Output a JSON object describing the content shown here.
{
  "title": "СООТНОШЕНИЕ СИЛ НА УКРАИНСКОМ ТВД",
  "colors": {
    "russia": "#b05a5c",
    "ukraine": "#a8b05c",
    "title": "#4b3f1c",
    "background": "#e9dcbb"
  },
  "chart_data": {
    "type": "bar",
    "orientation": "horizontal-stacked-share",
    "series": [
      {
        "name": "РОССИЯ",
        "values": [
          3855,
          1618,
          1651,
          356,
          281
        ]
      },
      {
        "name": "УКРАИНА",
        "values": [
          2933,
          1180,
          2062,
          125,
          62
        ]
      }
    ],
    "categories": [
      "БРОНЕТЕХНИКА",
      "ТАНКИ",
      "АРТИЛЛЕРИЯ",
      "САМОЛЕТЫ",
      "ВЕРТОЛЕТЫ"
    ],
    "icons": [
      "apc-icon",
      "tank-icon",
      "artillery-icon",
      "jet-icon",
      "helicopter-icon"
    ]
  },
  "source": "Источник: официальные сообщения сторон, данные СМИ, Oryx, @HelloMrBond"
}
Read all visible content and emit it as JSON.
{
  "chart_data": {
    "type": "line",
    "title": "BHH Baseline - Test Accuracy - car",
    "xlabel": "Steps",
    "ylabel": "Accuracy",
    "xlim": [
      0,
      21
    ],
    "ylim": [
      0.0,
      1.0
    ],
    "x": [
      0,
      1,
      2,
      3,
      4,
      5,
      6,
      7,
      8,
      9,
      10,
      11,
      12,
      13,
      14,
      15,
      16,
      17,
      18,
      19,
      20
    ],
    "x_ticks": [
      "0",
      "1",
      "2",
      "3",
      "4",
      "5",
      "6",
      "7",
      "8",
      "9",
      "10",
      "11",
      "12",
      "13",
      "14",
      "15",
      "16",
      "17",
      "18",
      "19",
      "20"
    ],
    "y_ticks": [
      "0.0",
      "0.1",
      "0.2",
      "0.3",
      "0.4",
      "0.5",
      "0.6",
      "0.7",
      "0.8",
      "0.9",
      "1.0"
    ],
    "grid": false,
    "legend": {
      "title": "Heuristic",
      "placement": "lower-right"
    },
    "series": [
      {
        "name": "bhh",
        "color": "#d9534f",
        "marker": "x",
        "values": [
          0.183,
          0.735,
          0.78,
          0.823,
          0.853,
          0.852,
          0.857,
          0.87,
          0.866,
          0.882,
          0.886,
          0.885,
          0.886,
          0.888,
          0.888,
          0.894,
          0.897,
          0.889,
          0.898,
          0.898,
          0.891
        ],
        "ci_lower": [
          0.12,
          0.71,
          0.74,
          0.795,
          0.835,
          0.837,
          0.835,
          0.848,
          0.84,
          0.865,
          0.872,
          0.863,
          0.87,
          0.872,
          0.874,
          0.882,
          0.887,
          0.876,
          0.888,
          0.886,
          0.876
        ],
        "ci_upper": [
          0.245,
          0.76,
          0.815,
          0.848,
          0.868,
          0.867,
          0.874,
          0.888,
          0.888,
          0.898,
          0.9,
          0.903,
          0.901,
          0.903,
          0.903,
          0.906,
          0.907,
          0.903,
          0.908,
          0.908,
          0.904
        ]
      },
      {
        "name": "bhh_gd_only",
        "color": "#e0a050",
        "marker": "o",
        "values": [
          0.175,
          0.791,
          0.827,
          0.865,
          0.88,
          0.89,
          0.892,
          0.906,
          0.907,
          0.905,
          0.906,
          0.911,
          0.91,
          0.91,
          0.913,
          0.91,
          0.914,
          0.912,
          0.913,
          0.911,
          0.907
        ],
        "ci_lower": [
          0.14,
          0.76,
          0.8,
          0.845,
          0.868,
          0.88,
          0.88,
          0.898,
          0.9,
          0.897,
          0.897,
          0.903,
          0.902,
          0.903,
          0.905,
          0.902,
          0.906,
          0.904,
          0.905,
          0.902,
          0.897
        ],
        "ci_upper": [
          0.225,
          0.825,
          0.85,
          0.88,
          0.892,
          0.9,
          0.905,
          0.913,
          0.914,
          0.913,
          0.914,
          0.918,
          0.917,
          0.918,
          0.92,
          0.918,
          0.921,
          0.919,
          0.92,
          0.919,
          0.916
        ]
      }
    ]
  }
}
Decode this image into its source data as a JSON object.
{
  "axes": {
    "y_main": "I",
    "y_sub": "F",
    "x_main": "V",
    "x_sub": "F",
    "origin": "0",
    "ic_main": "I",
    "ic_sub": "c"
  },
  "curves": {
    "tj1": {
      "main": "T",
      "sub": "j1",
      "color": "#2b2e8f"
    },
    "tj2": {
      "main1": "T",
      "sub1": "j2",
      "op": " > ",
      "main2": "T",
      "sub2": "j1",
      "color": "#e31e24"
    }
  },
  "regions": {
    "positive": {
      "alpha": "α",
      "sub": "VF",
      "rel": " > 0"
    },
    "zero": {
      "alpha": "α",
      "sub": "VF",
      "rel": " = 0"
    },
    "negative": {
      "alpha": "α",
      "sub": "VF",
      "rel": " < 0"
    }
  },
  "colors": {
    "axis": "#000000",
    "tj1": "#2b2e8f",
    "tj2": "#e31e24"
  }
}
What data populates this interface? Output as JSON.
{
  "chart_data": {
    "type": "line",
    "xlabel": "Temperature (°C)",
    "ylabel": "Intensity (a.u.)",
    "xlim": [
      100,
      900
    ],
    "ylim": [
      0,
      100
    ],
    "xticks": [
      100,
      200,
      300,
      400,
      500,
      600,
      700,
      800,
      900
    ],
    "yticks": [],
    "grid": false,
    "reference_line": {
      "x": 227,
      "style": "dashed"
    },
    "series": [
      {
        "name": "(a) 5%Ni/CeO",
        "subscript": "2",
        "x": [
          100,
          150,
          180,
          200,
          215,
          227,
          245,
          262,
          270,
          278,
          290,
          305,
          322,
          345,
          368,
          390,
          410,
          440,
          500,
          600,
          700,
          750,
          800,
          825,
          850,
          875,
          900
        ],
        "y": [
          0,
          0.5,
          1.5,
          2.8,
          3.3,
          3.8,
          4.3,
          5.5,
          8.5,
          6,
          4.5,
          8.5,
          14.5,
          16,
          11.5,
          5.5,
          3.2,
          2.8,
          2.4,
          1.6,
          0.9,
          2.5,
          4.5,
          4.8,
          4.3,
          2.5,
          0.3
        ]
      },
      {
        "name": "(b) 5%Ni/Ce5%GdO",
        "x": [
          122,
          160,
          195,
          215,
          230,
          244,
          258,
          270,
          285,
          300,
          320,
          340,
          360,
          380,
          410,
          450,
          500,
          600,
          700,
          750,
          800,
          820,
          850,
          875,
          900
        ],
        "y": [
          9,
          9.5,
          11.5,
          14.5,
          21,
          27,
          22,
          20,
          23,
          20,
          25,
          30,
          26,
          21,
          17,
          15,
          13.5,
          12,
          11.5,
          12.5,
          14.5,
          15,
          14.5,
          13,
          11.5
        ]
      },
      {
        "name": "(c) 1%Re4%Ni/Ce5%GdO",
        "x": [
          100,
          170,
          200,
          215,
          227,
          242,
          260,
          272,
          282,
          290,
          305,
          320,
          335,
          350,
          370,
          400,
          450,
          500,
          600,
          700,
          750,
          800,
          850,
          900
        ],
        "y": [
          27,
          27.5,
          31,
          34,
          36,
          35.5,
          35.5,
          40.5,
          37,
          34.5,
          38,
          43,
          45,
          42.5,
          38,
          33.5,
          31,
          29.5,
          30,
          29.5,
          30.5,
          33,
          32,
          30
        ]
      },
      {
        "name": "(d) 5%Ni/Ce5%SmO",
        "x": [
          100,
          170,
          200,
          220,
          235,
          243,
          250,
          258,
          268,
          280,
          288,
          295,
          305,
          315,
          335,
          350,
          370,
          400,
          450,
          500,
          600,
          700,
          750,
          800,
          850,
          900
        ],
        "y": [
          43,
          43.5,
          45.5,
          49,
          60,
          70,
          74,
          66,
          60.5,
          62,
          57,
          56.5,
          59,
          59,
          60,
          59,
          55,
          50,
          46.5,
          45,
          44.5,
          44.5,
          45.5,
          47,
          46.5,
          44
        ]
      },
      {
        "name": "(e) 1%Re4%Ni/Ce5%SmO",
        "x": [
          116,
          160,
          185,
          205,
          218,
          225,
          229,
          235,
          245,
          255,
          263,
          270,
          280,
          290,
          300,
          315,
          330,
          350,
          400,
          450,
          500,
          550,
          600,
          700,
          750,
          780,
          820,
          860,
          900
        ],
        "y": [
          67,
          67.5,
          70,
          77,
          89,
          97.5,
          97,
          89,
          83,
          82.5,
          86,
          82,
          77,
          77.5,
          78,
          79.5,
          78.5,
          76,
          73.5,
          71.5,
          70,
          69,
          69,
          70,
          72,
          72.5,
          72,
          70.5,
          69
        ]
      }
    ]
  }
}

(Aim): List every line above containing the word "this".

(Exercise answer):
Decode this image into its source data as a JSON object.
What data populates this interface? Output as JSON.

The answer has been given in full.